[Work instructions] Your task is to transcribe all the entries exactly, excluding pictures.

-- START Entries supplied --

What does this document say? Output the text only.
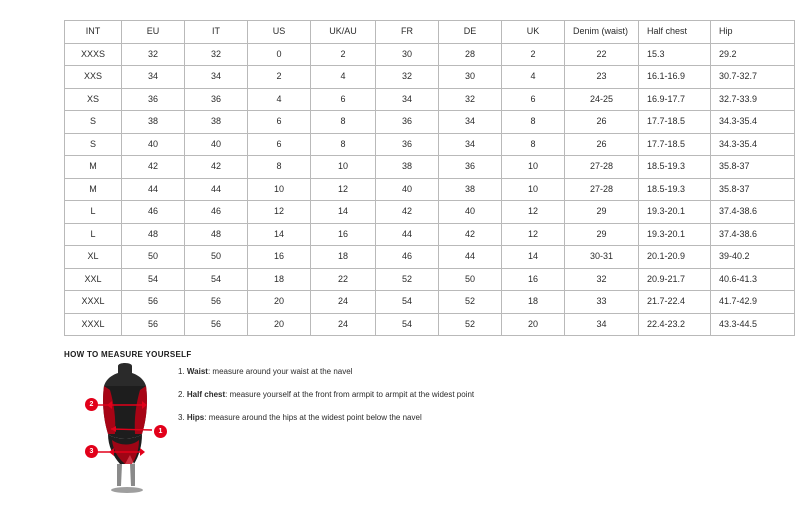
INT	EU	IT	US	UK/AU	FR	DE	UK	Denim (waist)	Half chest	Hip
XXXS	32	32	0	2	30	28	2	22	15.3	29.2
XXS	34	34	2	4	32	30	4	23	16.1-16.9	30.7-32.7
XS	36	36	4	6	34	32	6	24-25	16.9-17.7	32.7-33.9
S	38	38	6	8	36	34	8	26	17.7-18.5	34.3-35.4
S	40	40	6	8	36	34	8	26	17.7-18.5	34.3-35.4
M	42	42	8	10	38	36	10	27-28	18.5-19.3	35.8-37
M	44	44	10	12	40	38	10	27-28	18.5-19.3	35.8-37
L	46	46	12	14	42	40	12	29	19.3-20.1	37.4-38.6
L	48	48	14	16	44	42	12	29	19.3-20.1	37.4-38.6
XL	50	50	16	18	46	44	14	30-31	20.1-20.9	39-40.2
XXL	54	54	18	22	52	50	16	32	20.9-21.7	40.6-41.3
XXXL	56	56	20	24	54	52	18	33	21.7-22.4	41.7-42.9
XXXL	56	56	20	24	54	52	20	34	22.4-23.2	43.3-44.5
HOW TO MEASURE YOURSELF
1. Waist: measure around your waist at the navel
2. Half chest: measure yourself at the front from armpit to armpit at the widest point
3. Hips: measure around the hips at the widest point below the navel
1
2
3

-- END Entries supplied --

[Full answer]
What does this document say? Output the text only.
INT	EU	IT	US	UK/AU	FR	DE	UK	Denim (waist)	Half chest	Hip
XXXS	32	32	0	2	30	28	2	22	15.3	29.2
XXS	34	34	2	4	32	30	4	23	16.1-16.9	30.7-32.7
XS	36	36	4	6	34	32	6	24-25	16.9-17.7	32.7-33.9
S	38	38	6	8	36	34	8	26	17.7-18.5	34.3-35.4
S	40	40	6	8	36	34	8	26	17.7-18.5	34.3-35.4
M	42	42	8	10	38	36	10	27-28	18.5-19.3	35.8-37
M	44	44	10	12	40	38	10	27-28	18.5-19.3	35.8-37
L	46	46	12	14	42	40	12	29	19.3-20.1	37.4-38.6
L	48	48	14	16	44	42	12	29	19.3-20.1	37.4-38.6
XL	50	50	16	18	46	44	14	30-31	20.1-20.9	39-40.2
XXL	54	54	18	22	52	50	16	32	20.9-21.7	40.6-41.3
XXXL	56	56	20	24	54	52	18	33	21.7-22.4	41.7-42.9
XXXL	56	56	20	24	54	52	20	34	22.4-23.2	43.3-44.5
HOW TO MEASURE YOURSELF
1. Waist: measure around your waist at the navel
2. Half chest: measure yourself at the front from armpit to armpit at the widest point
3. Hips: measure around the hips at the widest point below the navel
1
2
3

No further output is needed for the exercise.